In the material below, list every line carrying the string "aking".

Dataset extract:
_ _ _

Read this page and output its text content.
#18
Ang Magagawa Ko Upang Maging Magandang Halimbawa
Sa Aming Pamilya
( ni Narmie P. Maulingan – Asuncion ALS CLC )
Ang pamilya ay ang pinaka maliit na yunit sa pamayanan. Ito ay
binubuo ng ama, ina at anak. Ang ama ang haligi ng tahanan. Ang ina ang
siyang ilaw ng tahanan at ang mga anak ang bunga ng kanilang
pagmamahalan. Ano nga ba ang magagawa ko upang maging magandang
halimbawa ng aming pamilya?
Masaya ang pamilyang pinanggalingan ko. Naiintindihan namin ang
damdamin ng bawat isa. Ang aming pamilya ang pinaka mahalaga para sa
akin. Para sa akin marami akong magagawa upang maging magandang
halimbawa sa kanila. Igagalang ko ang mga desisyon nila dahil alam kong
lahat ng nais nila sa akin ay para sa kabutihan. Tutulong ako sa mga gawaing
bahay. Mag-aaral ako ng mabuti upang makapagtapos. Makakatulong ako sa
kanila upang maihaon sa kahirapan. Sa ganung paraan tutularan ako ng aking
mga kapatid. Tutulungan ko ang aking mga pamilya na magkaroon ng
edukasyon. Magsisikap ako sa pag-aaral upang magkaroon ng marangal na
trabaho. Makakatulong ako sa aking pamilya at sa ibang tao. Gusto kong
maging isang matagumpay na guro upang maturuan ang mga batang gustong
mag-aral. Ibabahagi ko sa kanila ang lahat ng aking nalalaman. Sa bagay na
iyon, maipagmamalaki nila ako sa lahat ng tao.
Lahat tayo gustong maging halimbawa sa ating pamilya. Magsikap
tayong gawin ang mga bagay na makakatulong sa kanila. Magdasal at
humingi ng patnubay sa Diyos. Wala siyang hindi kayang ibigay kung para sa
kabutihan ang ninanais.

_ _ _

Answer in full:
kanila upang maihaon sa kahirapan. Sa ganung paraan tutularan ako ng aking
mga kapatid. Tutulungan ko ang aking mga pamilya na magkaroon ng
trabaho. Makakatulong ako sa aking pamilya at sa ibang tao. Gusto kong
mag-aral. Ibabahagi ko sa kanila ang lahat ng aking nalalaman. Sa bagay na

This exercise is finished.